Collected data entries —
------------------------------------------------------------
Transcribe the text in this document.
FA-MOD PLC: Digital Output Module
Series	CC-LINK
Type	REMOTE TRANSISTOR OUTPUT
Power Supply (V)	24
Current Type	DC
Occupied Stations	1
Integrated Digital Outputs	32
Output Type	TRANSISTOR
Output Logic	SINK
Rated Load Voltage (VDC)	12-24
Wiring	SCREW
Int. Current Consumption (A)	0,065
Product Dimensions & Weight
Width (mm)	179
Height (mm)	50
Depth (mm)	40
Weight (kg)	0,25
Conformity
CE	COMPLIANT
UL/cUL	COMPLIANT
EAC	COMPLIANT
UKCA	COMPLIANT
------------------------------------------------------------
To be done — Give only the number of lines in the records that contain the string "Digital".

Exercise result — 2